** Begin **

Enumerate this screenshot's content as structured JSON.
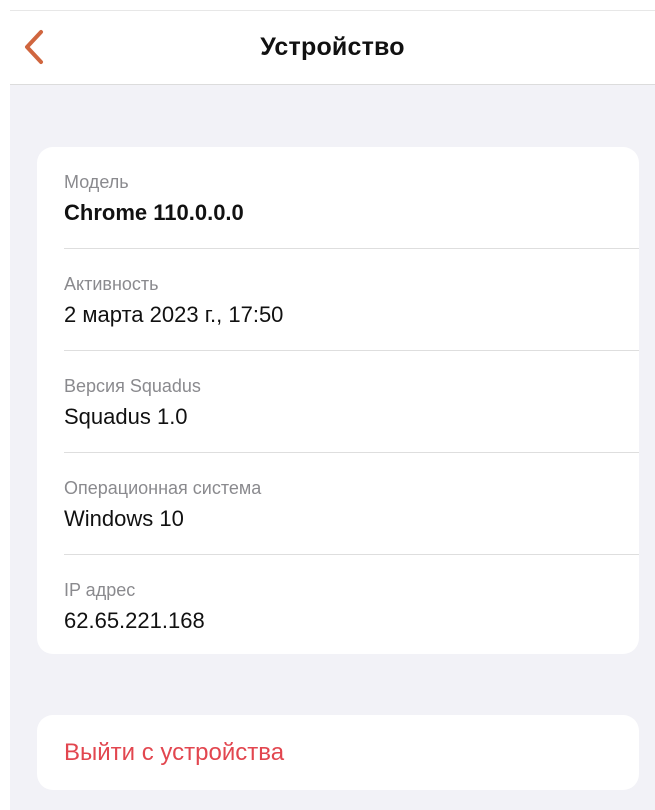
{
  "header": {
    "title": "Устройство",
    "back_icon": "chevron-left-icon",
    "accent_color": "#d0663f"
  },
  "device_info": {
    "items": [
      {
        "label": "Модель",
        "value": "Chrome 110.0.0.0"
      },
      {
        "label": "Активность",
        "value": "2 марта 2023 г., 17:50"
      },
      {
        "label": "Версия Squadus",
        "value": "Squadus 1.0"
      },
      {
        "label": "Операционная система",
        "value": "Windows 10"
      },
      {
        "label": "IP адрес",
        "value": "62.65.221.168"
      }
    ]
  },
  "actions": {
    "logout_label": "Выйти с устройства",
    "logout_color": "#e2464f"
  }
}
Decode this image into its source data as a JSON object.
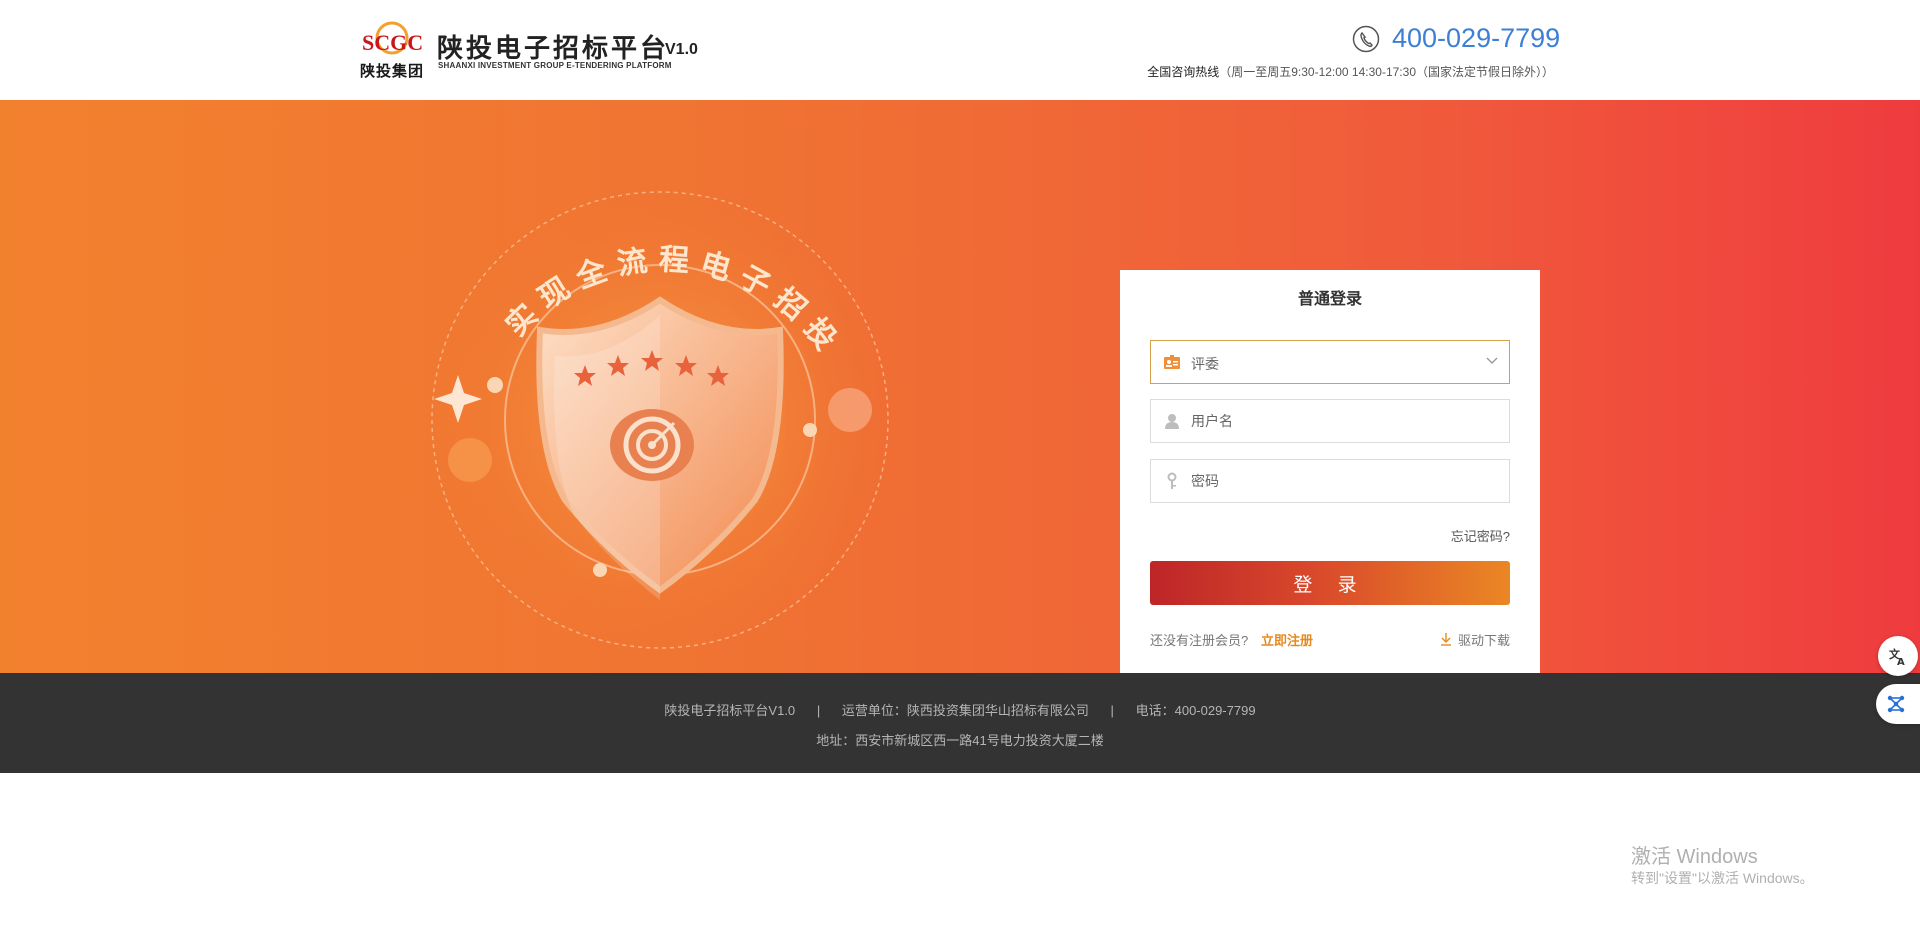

** End **

■ **EXERCISE TASK**
Omit the pictures. Transcribe every record exactly.

■ **WRITTEN REPLY**
Enumerate this screenshot's content as structured JSON.
{
  "header": {
    "title": "Устройство",
    "back_icon": "chevron-left-icon",
    "accent_color": "#d0663f"
  },
  "device_info": {
    "items": [
      {
        "label": "Модель",
        "value": "Chrome 110.0.0.0"
      },
      {
        "label": "Активность",
        "value": "2 марта 2023 г., 17:50"
      },
      {
        "label": "Версия Squadus",
        "value": "Squadus 1.0"
      },
      {
        "label": "Операционная система",
        "value": "Windows 10"
      },
      {
        "label": "IP адрес",
        "value": "62.65.221.168"
      }
    ]
  },
  "actions": {
    "logout_label": "Выйти с устройства",
    "logout_color": "#e2464f"
  }
}
Decode this image into its source data as a JSON object.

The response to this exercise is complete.